[Data entries]
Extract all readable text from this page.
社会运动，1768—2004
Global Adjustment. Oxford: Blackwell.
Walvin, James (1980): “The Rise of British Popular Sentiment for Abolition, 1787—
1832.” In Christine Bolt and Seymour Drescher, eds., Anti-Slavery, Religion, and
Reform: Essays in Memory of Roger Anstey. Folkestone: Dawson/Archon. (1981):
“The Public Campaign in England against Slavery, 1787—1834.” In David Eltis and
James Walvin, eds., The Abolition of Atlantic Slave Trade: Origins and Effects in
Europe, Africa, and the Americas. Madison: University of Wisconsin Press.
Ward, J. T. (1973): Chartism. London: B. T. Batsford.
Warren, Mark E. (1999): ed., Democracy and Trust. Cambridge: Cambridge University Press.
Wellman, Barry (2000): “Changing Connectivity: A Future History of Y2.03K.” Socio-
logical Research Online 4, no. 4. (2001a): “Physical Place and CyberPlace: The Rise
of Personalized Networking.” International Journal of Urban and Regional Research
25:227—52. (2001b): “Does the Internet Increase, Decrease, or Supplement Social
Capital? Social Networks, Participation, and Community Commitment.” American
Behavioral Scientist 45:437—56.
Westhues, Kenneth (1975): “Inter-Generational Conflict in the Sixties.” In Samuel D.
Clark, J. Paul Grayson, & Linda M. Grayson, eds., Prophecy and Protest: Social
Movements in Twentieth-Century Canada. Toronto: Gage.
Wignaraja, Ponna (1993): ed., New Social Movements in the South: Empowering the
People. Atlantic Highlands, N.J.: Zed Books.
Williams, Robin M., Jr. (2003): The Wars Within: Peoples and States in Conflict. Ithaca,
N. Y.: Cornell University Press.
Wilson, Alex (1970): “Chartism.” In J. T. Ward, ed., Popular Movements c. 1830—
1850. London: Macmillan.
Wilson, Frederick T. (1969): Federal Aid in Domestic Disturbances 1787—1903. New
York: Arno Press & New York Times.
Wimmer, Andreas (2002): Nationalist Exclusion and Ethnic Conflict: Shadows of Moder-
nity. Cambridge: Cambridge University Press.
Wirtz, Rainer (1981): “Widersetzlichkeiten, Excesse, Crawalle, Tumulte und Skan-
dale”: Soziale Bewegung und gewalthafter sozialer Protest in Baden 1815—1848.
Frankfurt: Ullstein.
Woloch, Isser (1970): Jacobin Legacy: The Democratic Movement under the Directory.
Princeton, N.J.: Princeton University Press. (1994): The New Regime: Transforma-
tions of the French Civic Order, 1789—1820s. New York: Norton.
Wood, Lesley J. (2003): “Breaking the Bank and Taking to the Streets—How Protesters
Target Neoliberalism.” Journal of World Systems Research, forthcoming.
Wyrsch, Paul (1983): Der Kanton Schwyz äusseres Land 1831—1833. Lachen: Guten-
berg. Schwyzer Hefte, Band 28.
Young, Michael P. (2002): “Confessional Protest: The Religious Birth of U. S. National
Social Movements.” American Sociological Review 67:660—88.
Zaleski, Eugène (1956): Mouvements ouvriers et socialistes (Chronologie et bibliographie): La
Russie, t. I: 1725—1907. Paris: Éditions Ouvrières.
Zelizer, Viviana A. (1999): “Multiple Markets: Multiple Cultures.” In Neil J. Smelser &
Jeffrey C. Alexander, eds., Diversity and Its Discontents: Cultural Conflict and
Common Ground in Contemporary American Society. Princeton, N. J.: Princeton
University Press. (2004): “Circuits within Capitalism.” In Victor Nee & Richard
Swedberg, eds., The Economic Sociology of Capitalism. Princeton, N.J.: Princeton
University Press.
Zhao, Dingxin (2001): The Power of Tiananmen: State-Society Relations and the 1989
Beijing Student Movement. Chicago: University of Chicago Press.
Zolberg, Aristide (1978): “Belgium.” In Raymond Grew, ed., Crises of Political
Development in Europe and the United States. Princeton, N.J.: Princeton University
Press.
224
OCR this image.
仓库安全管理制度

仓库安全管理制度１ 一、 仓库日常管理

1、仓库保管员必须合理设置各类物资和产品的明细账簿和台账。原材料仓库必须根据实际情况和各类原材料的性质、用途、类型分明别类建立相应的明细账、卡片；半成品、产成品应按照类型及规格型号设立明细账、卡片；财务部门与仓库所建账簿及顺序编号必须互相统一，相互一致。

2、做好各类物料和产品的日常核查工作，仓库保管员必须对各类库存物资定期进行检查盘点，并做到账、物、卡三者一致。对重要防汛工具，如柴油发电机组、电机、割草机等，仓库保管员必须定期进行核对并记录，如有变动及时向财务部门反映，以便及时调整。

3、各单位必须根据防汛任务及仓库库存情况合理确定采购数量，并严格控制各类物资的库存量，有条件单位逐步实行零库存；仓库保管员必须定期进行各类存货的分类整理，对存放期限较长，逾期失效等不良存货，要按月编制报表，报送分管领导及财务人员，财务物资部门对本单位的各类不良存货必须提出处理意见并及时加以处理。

*JOB*:
Give the entries again in full, exactly as they are written.

*RESPONSE TO THIS EXERCISE*:
Extract all readable text from this page.
社会运动，1768—2004
Global Adjustment. Oxford: Blackwell.
Walvin, James (1980): “The Rise of British Popular Sentiment for Abolition, 1787—
1832.” In Christine Bolt and Seymour Drescher, eds., Anti-Slavery, Religion, and
Reform: Essays in Memory of Roger Anstey. Folkestone: Dawson/Archon. (1981):
“The Public Campaign in England against Slavery, 1787—1834.” In David Eltis and
James Walvin, eds., The Abolition of Atlantic Slave Trade: Origins and Effects in
Europe, Africa, and the Americas. Madison: University of Wisconsin Press.
Ward, J. T. (1973): Chartism. London: B. T. Batsford.
Warren, Mark E. (1999): ed., Democracy and Trust. Cambridge: Cambridge University Press.
Wellman, Barry (2000): “Changing Connectivity: A Future History of Y2.03K.” Socio-
logical Research Online 4, no. 4. (2001a): “Physical Place and CyberPlace: The Rise
of Personalized Networking.” International Journal of Urban and Regional Research
25:227—52. (2001b): “Does the Internet Increase, Decrease, or Supplement Social
Capital? Social Networks, Participation, and Community Commitment.” American
Behavioral Scientist 45:437—56.
Westhues, Kenneth (1975): “Inter-Generational Conflict in the Sixties.” In Samuel D.
Clark, J. Paul Grayson, & Linda M. Grayson, eds., Prophecy and Protest: Social
Movements in Twentieth-Century Canada. Toronto: Gage.
Wignaraja, Ponna (1993): ed., New Social Movements in the South: Empowering the
People. Atlantic Highlands, N.J.: Zed Books.
Williams, Robin M., Jr. (2003): The Wars Within: Peoples and States in Conflict. Ithaca,
N. Y.: Cornell University Press.
Wilson, Alex (1970): “Chartism.” In J. T. Ward, ed., Popular Movements c. 1830—
1850. London: Macmillan.
Wilson, Frederick T. (1969): Federal Aid in Domestic Disturbances 1787—1903. New
York: Arno Press & New York Times.
Wimmer, Andreas (2002): Nationalist Exclusion and Ethnic Conflict: Shadows of Moder-
nity. Cambridge: Cambridge University Press.
Wirtz, Rainer (1981): “Widersetzlichkeiten, Excesse, Crawalle, Tumulte und Skan-
dale”: Soziale Bewegung und gewalthafter sozialer Protest in Baden 1815—1848.
Frankfurt: Ullstein.
Woloch, Isser (1970): Jacobin Legacy: The Democratic Movement under the Directory.
Princeton, N.J.: Princeton University Press. (1994): The New Regime: Transforma-
tions of the French Civic Order, 1789—1820s. New York: Norton.
Wood, Lesley J. (2003): “Breaking the Bank and Taking to the Streets—How Protesters
Target Neoliberalism.” Journal of World Systems Research, forthcoming.
Wyrsch, Paul (1983): Der Kanton Schwyz äusseres Land 1831—1833. Lachen: Guten-
berg. Schwyzer Hefte, Band 28.
Young, Michael P. (2002): “Confessional Protest: The Religious Birth of U. S. National
Social Movements.” American Sociological Review 67:660—88.
Zaleski, Eugène (1956): Mouvements ouvriers et socialistes (Chronologie et bibliographie): La
Russie, t. I: 1725—1907. Paris: Éditions Ouvrières.
Zelizer, Viviana A. (1999): “Multiple Markets: Multiple Cultures.” In Neil J. Smelser &
Jeffrey C. Alexander, eds., Diversity and Its Discontents: Cultural Conflict and
Common Ground in Contemporary American Society. Princeton, N. J.: Princeton
University Press. (2004): “Circuits within Capitalism.” In Victor Nee & Richard
Swedberg, eds., The Economic Sociology of Capitalism. Princeton, N.J.: Princeton
University Press.
Zhao, Dingxin (2001): The Power of Tiananmen: State-Society Relations and the 1989
Beijing Student Movement. Chicago: University of Chicago Press.
Zolberg, Aristide (1978): “Belgium.” In Raymond Grew, ed., Crises of Political
Development in Europe and the United States. Princeton, N.J.: Princeton University
Press.
224
OCR this image.
仓库安全管理制度

仓库安全管理制度１ 一、 仓库日常管理

1、仓库保管员必须合理设置各类物资和产品的明细账簿和台账。原材料仓库必须根据实际情况和各类原材料的性质、用途、类型分明别类建立相应的明细账、卡片；半成品、产成品应按照类型及规格型号设立明细账、卡片；财务部门与仓库所建账簿及顺序编号必须互相统一，相互一致。

2、做好各类物料和产品的日常核查工作，仓库保管员必须对各类库存物资定期进行检查盘点，并做到账、物、卡三者一致。对重要防汛工具，如柴油发电机组、电机、割草机等，仓库保管员必须定期进行核对并记录，如有变动及时向财务部门反映，以便及时调整。

3、各单位必须根据防汛任务及仓库库存情况合理确定采购数量，并严格控制各类物资的库存量，有条件单位逐步实行零库存；仓库保管员必须定期进行各类存货的分类整理，对存放期限较长，逾期失效等不良存货，要按月编制报表，报送分管领导及财务人员，财务物资部门对本单位的各类不良存货必须提出处理意见并及时加以处理。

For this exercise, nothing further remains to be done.